== Task to complete ==
Transcribe the records below exactly as they appear, omitting any pictures.

******

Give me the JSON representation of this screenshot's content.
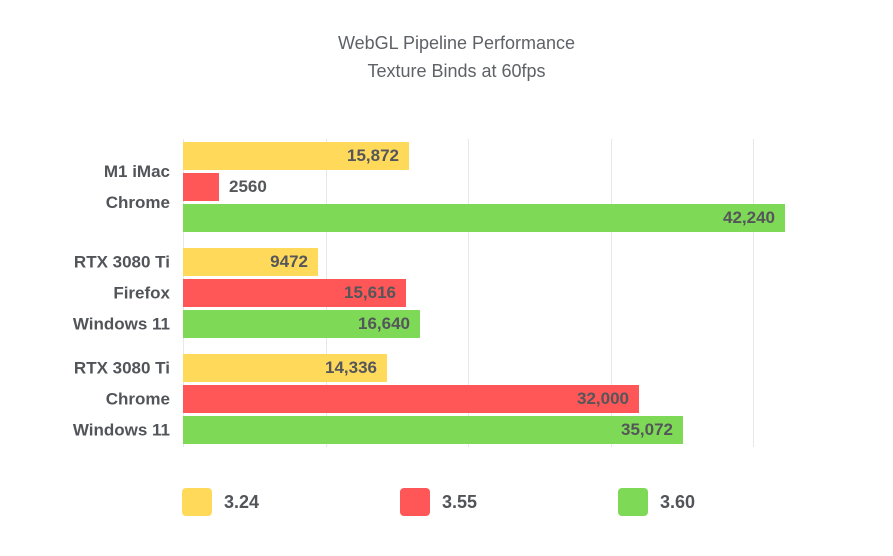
{
  "chart_data": {
    "type": "bar",
    "orientation": "horizontal",
    "title": "WebGL Pipeline Performance",
    "subtitle": "Texture Binds at 60fps",
    "categories": [
      {
        "lines": [
          "M1 iMac",
          "Chrome"
        ]
      },
      {
        "lines": [
          "RTX 3080 Ti",
          "Firefox",
          "Windows 11"
        ]
      },
      {
        "lines": [
          "RTX 3080 Ti",
          "Chrome",
          "Windows 11"
        ]
      }
    ],
    "series": [
      {
        "name": "3.24",
        "color": "#FFD95A",
        "values": [
          15872,
          9472,
          14336
        ],
        "value_labels": [
          "15,872",
          "9472",
          "14,336"
        ]
      },
      {
        "name": "3.55",
        "color": "#FF5757",
        "values": [
          2560,
          15616,
          32000
        ],
        "value_labels": [
          "2560",
          "15,616",
          "32,000"
        ]
      },
      {
        "name": "3.60",
        "color": "#7ED957",
        "values": [
          42240,
          16640,
          35072
        ],
        "value_labels": [
          "42,240",
          "16,640",
          "35,072"
        ]
      }
    ],
    "axis": {
      "xmin": 0,
      "xmax": 46300,
      "gridlines": [
        0,
        10000,
        20000,
        30000,
        40000
      ],
      "tick_labels_visible": false,
      "grid": true
    },
    "legend": {
      "position": "bottom",
      "entries": [
        "3.24",
        "3.55",
        "3.60"
      ]
    },
    "colors": {
      "background": "#FFFFFF",
      "title_text": "#5E6267",
      "label_text": "#515459",
      "value_text": "#54565A",
      "gridline": "#E7E7E7"
    }
  }
}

******

== Solution below ==
Give me the JSON representation of this screenshot's content.
{
  "chart_data": {
    "type": "bar",
    "orientation": "horizontal",
    "title": "WebGL Pipeline Performance",
    "subtitle": "Texture Binds at 60fps",
    "categories": [
      {
        "lines": [
          "M1 iMac",
          "Chrome"
        ]
      },
      {
        "lines": [
          "RTX 3080 Ti",
          "Firefox",
          "Windows 11"
        ]
      },
      {
        "lines": [
          "RTX 3080 Ti",
          "Chrome",
          "Windows 11"
        ]
      }
    ],
    "series": [
      {
        "name": "3.24",
        "color": "#FFD95A",
        "values": [
          15872,
          9472,
          14336
        ],
        "value_labels": [
          "15,872",
          "9472",
          "14,336"
        ]
      },
      {
        "name": "3.55",
        "color": "#FF5757",
        "values": [
          2560,
          15616,
          32000
        ],
        "value_labels": [
          "2560",
          "15,616",
          "32,000"
        ]
      },
      {
        "name": "3.60",
        "color": "#7ED957",
        "values": [
          42240,
          16640,
          35072
        ],
        "value_labels": [
          "42,240",
          "16,640",
          "35,072"
        ]
      }
    ],
    "axis": {
      "xmin": 0,
      "xmax": 46300,
      "gridlines": [
        0,
        10000,
        20000,
        30000,
        40000
      ],
      "tick_labels_visible": false,
      "grid": true
    },
    "legend": {
      "position": "bottom",
      "entries": [
        "3.24",
        "3.55",
        "3.60"
      ]
    },
    "colors": {
      "background": "#FFFFFF",
      "title_text": "#5E6267",
      "label_text": "#515459",
      "value_text": "#54565A",
      "gridline": "#E7E7E7"
    }
  }
}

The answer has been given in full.